**Record list:**
################
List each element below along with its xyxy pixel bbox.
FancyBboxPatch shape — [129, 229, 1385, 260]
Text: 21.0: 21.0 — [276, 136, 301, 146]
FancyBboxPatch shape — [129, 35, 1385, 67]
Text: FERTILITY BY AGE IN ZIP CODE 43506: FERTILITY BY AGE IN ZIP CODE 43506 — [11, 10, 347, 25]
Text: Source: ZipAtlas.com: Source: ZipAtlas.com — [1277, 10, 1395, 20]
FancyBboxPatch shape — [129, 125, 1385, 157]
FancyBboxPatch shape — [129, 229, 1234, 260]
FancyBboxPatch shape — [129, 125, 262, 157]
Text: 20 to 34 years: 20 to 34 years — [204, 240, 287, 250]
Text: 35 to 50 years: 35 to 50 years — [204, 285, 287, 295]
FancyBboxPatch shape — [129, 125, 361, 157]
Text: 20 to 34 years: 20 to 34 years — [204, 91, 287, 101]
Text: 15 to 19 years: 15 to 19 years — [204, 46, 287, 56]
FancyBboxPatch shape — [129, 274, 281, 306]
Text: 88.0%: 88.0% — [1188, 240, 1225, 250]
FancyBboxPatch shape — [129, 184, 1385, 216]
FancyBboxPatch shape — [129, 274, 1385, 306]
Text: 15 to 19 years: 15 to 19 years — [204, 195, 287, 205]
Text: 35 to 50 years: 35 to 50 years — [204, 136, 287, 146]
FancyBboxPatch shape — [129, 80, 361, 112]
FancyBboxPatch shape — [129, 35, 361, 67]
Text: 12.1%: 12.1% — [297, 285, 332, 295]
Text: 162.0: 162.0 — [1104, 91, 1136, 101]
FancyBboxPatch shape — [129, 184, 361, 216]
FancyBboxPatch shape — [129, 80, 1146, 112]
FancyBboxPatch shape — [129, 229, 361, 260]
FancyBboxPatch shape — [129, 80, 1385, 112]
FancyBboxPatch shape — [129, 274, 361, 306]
################
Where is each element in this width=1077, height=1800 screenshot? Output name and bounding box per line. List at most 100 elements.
################
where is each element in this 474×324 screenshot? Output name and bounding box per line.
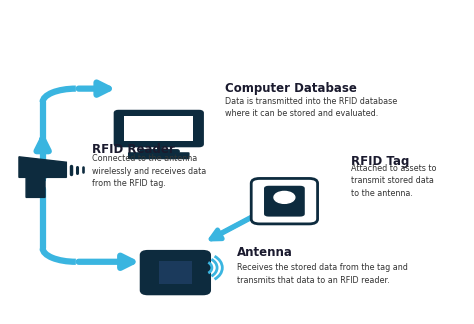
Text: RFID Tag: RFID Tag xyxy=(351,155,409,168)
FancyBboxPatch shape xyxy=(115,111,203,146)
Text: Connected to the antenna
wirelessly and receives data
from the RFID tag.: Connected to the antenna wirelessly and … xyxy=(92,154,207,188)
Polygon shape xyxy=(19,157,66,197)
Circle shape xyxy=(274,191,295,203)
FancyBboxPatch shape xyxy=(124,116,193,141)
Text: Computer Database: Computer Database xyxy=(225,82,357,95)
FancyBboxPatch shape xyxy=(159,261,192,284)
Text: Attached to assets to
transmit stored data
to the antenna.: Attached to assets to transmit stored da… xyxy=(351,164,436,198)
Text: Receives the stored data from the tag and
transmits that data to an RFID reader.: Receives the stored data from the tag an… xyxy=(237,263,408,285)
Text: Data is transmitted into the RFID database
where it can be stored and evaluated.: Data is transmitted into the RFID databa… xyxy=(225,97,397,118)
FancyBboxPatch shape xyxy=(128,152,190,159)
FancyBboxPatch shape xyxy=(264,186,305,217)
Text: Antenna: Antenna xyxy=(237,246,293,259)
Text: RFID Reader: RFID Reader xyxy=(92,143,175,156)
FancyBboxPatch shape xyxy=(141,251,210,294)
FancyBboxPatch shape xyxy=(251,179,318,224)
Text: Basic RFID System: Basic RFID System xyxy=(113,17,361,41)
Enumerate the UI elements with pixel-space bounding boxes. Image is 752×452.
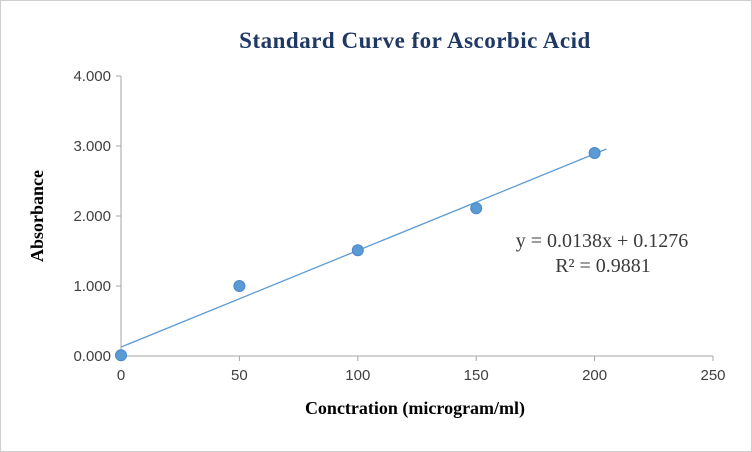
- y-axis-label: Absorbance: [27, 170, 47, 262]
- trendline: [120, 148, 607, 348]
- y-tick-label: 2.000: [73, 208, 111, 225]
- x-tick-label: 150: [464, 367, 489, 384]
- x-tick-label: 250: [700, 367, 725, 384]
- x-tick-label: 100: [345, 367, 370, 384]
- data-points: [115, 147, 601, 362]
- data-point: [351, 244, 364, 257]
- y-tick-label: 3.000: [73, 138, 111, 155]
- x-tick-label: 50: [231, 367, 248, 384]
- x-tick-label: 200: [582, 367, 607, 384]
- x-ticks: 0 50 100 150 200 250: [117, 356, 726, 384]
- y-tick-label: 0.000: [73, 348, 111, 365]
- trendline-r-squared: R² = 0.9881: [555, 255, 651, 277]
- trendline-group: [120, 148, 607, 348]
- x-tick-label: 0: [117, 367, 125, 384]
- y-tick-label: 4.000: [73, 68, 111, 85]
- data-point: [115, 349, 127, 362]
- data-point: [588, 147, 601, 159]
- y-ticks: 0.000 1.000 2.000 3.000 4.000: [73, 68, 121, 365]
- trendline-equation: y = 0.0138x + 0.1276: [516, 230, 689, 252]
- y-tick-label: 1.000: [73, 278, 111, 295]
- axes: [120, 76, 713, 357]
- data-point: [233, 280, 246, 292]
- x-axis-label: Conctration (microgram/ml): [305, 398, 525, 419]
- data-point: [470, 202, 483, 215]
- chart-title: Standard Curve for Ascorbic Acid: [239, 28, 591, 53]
################
**Instructions for the task:**
Starting at the line containing "where is each element in this 474×324" and ending at the line containing "to the antenna.: Attached", reproduce those lines of the listing with "antenna" swapped for "aerial" and nothing else changed. Leave the pictures out.

**Written solution:**
where is each element in this 474×324 screenshot? Output name and bounding box per line.
Text: RFID Tag: RFID Tag xyxy=(351,155,409,168)
FancyBboxPatch shape xyxy=(115,111,203,146)
Text: Connected to the aerial
wirelessly and receives data
from the RFID tag.: Connected to the aerial wirelessly and … xyxy=(92,154,207,188)
Polygon shape xyxy=(19,157,66,197)
Circle shape xyxy=(274,191,295,203)
FancyBboxPatch shape xyxy=(124,116,193,141)
Text: Computer Database: Computer Database xyxy=(225,82,357,95)
FancyBboxPatch shape xyxy=(159,261,192,284)
Text: Attached to assets to
transmit stored data
to the aerial.: Attached to assets to transmit stored da… xyxy=(351,164,436,198)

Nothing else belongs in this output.